• **Excerpt provided**:

>>>>

Charles Leonard Hamblin

Charles Leonard Hamblin
Born
Charles Leonard Hamblin

(1922-11-20)20 November 1922
Died14 May 1985(1985-05-14) (aged 62)
Occupation(s)Philosopher
Logician
Computer scientist
Known forReverse Polish notation

Charles Leonard Hamblin (20 November 1922 – 14 May 1985) was an Australian philosopher, logician, and computer pioneer, as well as a professor of philosophy at the New South Wales University of Technology (now the University of New South Wales) in Sydney.[1]

Among his most well-known achievements in the area of computer science was the introduction of Reverse Polish Notation[2][3] and the use in 1957 of a push-down pop-up stack.[4] This preceded the work of Friedrich Ludwig Bauer and Klaus Samelson on use of a push-pop stack.[5] The stack had been invented by Alan Turing in 1946 when he introduced such a stack in his design of the ACE computer. In philosophy, Hamblin is known for his book Fallacies, a standard work in the area of the false conclusions in logic. In formal semantics, Hamblin is known for his computational model of discourse as well as Hamblin semantics (or alternative semantics), an approach to the semantics of questions.

  1. ^ Jim Mackenzie and Philip Staines, "Charles Leonard Hamblin, 1922–1985", Australasian Journal of Philosophy, Volume 63, 1985, Issue 3, p. 384. Retrieved 31 July 2022.

<<<<

Source records
>>>>

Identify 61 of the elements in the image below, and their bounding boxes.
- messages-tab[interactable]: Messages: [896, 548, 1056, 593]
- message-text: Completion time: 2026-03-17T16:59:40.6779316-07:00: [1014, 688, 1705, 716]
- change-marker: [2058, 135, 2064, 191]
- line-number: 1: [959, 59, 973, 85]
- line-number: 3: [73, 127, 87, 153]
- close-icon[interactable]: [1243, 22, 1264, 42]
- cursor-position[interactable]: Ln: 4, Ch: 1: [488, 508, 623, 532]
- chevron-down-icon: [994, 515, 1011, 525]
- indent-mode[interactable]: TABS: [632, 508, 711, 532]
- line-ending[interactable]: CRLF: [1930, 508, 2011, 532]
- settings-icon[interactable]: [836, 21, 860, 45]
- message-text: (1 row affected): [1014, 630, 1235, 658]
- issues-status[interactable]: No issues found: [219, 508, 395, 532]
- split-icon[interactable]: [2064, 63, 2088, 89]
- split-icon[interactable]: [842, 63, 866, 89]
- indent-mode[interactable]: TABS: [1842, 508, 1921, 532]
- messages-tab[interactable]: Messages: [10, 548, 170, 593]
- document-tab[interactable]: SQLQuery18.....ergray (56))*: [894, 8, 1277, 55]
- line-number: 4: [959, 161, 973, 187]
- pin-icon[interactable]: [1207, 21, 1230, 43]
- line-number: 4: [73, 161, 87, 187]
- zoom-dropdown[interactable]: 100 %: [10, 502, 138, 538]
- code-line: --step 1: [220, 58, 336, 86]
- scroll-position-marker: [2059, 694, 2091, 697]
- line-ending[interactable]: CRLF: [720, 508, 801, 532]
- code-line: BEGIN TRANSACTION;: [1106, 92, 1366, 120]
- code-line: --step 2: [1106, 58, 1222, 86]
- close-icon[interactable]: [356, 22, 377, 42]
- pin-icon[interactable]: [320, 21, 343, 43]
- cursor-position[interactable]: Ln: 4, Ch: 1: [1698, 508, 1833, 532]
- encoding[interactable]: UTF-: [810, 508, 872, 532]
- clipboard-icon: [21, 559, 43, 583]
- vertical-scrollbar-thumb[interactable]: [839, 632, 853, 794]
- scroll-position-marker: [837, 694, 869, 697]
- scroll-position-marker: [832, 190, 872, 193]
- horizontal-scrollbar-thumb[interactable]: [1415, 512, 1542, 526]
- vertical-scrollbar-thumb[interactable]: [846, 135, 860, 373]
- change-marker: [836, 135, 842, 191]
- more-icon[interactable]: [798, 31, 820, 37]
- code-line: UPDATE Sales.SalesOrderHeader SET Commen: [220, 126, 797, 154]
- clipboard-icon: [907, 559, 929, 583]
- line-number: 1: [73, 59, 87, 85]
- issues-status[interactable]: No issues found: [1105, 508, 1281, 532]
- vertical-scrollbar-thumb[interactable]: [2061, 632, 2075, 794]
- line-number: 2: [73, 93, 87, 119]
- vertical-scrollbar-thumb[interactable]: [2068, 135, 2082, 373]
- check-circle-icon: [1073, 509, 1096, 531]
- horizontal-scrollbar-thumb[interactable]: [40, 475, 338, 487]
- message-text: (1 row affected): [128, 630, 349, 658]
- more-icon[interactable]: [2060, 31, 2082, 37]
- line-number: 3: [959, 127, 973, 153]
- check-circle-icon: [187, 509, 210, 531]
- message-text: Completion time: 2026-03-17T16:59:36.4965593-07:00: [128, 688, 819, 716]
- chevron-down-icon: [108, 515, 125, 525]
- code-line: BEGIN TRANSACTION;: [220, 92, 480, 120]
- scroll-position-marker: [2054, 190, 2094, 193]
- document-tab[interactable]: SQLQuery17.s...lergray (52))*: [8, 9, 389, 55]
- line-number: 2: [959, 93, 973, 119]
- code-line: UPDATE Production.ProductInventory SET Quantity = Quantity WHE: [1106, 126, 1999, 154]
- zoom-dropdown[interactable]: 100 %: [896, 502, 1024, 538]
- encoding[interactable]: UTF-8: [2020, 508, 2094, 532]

<<<<

• **To-do list**:
A - List every person other than Charles Leonard Hamblin who is named in the text on Hamblin.
B - Please copy word for word the passage of the text on Hamblin, starting at "Among his most" and ending at "semantics of questions.".

• **Results of the tasks**:
A - Friedrich Ludwig Bauer, Klaus Samelson, Alan Turing, Jim Mackenzie, Philip Staines

B -
Among his most well-known achievements in the area of computer science was the introduction of Reverse Polish Notation[2][3] and the use in 1957 of a push-down pop-up stack.[4] This preceded the work of Friedrich Ludwig Bauer and Klaus Samelson on use of a push-pop stack.[5] The stack had been invented by Alan Turing in 1946 when he introduced such a stack in his design of the ACE computer. In philosophy, Hamblin is known for his book Fallacies, a standard work in the area of the false conclusions in logic. In formal semantics, Hamblin is known for his computational model of discourse as well as Hamblin semantics (or alternative semantics), an approach to the semantics of questions.